§ Défi 1
Traduisez en anglais cette phrase du texte sur le projet de musée Mucha : « Implanter un nouveau musée consacré à Alfons Mucha constitue de fait un défi. »
§ Défi 2
Reprenez le texte sur le projet de musée Mucha à partir de sa dernière phrase et poursuivez-le.

§ Texte proposé
^^^^^^^^

Par Maureen Marozeau · Le Journal des Arts

Le 10 avril 2012 - 943 mots

PARIS

La Fondation Mucha, basée à Prague et à Londres, entretient depuis quelques mois des contacts avec la Mairie de Paris et le ministère de la Culture dans l’espoir de créer un « musée Alfons Mucha » dans la capitale. Forte de sa collection et de son savoir-faire, la fondation est à la recherche d’un lieu et d’un mécène pour financer l’opération.PAR MAUREEN MAROZEAU

PARIS - Quel est le point commun entre Pablo Picasso, Ossip Zadkine, Roy Adzak, Salvador Dalí et Boleslas Biegas ? Ces artistes étrangers, ou français d’origine étrangère, ont chacun un musée à leur nom à Paris, bien que leurs collections et renommées ne soient pas comparables. Les musées monographiques sont cependant loin d’être pléthore dans la capitale. Implanter un nouveau musée consacré à Alfons Mucha constitue de fait un défi. Aussi riche soit son offre muséale, Paris ne comprend pas d’institution dévolue spécifiquement à l’Art nouveau, un mouvement dont l’artiste tchèque incarne un maître incontesté.

^^^^^^^^

§ Données fournies
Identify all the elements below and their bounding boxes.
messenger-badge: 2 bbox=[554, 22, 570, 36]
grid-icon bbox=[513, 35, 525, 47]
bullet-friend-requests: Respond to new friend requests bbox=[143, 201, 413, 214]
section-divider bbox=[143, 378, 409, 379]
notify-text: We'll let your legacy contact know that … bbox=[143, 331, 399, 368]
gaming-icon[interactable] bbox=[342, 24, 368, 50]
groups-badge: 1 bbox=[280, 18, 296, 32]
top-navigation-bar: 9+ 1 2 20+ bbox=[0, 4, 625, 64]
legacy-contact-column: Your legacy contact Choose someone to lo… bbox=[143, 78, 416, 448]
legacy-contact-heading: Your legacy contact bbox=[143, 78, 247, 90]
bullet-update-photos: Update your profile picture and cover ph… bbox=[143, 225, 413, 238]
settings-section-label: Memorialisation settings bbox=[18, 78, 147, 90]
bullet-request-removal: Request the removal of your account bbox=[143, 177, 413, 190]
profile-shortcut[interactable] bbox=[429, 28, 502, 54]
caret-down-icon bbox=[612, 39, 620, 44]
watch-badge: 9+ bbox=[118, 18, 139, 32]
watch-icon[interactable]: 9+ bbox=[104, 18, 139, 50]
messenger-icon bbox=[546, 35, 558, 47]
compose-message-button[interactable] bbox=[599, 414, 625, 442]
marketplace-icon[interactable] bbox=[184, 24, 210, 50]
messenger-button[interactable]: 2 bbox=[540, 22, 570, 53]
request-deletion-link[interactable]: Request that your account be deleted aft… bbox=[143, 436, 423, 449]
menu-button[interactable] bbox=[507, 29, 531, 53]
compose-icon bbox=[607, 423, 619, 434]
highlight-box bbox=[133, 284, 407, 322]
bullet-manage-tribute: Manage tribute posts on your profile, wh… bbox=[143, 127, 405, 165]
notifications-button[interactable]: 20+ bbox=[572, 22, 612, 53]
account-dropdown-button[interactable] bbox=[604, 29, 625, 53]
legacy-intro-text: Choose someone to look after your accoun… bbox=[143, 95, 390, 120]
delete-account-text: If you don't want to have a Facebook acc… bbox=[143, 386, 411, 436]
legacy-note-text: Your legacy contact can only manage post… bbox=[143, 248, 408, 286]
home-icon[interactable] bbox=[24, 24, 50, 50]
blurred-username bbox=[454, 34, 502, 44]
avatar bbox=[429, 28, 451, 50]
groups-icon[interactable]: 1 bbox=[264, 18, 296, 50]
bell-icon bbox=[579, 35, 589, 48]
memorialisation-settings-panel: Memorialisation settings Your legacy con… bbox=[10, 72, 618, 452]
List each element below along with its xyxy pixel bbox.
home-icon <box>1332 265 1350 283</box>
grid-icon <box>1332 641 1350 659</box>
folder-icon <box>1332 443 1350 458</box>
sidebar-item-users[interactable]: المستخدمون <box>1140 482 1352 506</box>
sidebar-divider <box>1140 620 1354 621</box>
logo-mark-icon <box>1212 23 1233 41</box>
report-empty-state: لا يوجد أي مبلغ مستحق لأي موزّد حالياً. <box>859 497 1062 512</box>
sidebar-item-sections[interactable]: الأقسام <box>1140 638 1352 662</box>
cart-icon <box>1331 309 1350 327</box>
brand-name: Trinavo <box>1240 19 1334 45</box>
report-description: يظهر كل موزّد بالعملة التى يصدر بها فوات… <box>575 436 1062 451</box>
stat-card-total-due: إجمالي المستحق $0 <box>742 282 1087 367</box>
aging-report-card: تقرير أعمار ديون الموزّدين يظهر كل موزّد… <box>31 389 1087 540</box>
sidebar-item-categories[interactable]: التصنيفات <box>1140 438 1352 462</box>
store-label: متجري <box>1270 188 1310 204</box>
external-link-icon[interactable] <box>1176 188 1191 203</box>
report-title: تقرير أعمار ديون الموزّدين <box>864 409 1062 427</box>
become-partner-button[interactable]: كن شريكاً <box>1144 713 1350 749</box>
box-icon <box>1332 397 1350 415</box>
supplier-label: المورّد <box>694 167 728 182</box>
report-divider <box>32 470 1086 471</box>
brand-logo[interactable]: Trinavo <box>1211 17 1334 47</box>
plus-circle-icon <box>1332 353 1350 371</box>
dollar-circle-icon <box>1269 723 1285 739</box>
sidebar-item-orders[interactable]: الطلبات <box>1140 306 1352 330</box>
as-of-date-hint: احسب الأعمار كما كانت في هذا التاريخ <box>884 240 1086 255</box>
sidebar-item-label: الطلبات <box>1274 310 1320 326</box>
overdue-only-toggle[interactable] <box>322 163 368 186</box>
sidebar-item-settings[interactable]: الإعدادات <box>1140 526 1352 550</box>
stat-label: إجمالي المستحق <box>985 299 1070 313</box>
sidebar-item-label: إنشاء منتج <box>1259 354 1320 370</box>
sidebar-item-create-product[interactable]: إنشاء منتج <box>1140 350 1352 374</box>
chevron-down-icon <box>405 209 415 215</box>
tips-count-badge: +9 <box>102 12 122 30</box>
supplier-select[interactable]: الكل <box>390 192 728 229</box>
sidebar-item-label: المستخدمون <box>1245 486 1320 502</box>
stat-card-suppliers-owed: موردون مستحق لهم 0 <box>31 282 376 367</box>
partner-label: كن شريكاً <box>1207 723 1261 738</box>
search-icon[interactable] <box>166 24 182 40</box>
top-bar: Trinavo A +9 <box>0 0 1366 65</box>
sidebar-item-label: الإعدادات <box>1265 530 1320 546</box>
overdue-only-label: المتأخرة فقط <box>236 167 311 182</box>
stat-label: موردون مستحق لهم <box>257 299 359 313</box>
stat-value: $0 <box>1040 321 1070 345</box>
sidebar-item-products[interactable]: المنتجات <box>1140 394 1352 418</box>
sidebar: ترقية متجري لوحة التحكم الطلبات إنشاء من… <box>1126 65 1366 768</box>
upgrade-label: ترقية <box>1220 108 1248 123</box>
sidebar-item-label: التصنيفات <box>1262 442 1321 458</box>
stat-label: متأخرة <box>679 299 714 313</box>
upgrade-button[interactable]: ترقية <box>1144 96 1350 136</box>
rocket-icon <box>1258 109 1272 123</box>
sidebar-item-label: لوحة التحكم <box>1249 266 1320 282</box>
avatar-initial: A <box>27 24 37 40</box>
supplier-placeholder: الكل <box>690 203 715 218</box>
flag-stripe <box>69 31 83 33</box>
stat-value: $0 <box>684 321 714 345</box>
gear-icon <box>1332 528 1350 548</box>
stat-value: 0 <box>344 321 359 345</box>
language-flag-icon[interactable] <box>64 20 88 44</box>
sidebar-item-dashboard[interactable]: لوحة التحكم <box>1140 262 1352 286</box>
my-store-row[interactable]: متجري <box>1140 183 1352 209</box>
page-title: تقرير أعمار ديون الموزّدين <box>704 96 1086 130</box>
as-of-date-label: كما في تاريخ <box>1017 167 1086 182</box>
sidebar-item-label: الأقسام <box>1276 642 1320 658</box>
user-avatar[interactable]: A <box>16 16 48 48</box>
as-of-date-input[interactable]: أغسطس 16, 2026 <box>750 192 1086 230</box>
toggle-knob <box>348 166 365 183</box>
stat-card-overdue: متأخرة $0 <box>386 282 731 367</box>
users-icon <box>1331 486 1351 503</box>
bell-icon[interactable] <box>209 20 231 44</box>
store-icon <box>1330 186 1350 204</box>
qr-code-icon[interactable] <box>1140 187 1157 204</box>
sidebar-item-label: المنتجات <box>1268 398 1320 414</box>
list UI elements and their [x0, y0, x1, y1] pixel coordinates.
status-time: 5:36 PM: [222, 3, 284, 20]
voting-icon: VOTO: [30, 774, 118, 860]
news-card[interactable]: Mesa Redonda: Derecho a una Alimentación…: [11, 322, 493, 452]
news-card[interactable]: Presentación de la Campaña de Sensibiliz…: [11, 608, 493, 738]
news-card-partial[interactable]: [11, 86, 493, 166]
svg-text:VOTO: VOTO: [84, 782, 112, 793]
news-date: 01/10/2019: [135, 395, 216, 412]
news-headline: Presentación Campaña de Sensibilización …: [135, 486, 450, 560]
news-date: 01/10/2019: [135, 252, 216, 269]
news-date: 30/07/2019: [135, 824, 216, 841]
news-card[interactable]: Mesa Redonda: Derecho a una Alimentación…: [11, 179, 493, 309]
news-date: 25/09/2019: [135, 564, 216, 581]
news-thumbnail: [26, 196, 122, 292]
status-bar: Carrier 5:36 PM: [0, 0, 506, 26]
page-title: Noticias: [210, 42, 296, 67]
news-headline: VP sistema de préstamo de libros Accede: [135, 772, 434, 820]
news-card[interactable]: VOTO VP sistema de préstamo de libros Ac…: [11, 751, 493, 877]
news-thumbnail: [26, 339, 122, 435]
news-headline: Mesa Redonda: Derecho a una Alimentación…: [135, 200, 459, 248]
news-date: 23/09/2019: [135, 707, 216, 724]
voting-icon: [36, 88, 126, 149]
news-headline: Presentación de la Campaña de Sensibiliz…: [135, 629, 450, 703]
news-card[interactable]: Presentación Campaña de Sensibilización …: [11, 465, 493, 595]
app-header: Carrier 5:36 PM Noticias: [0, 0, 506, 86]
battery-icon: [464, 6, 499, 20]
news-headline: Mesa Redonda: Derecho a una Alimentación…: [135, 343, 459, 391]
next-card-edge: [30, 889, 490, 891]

^^^^^^^^

§ Réponse rédigée 1
Establishing a new museum devoted to Alfons Mucha is, in fact, a challenge.

§ Réponse rédigée 2
Prague peut se targuer d’avoir son Musée Mucha depuis 1998, à la faveur de la Fondation Mucha, basée entre Londres et Prague. Présidée par le petit-fils de l’artiste, John Mucha, la fondation détient la plus importante collection au monde d’œuvres du créateur (plus de 3 000 pièces), dont le musée praguois n’expose qu’une partie. Depuis près de vingt ans, l’institution s’efforce de promouvoir et de valoriser les volutes et les arabesques d’Alfons, de poursuivre un programme d’acquisition, d’organiser des expositions à travers le monde ou encore d’apporter son expertise – la très belle rétrospective qui s’est tenue en 2009 au Musée Fabre à Montpellier a, par exemple, bénéficié de son concours. Il y a deux ans, l’idée d’implanter un musée Mucha à Paris a germé : « Sans Paris et sans Sarah Bernhardt, Mucha n’aurait pas existé », plaide John Mucha, qui qualifie ce choix de « naturel ». Rappel historique : arrivé de Prague en 1887, Alfons Mucha connaît très vite le succès grâce aux affiches qu’il réalise pour les spectacles de Sarah Bernhardt et pour le compte publicitaire de Moët & Chandon, des cigarettes Job ou des biscuits Lefèvre-Utile. Conforme à l’esprit de l’Art nouveau, l’artiste est un touche-à-tout : mobilier, objets d’art, tapisserie, bijoux, architecture d’intérieur… L’année 1900 est celle de la consécration, avec les grandes décorations conçues pour le pavillon de la Bosnie-Herzégovine à l’Exposition universelle. Il quitte Paris six ans plus tard, pour enseigner à Chicago. Dans sa carrière, la capitale française reste à jamais synonyme d’heure de gloire.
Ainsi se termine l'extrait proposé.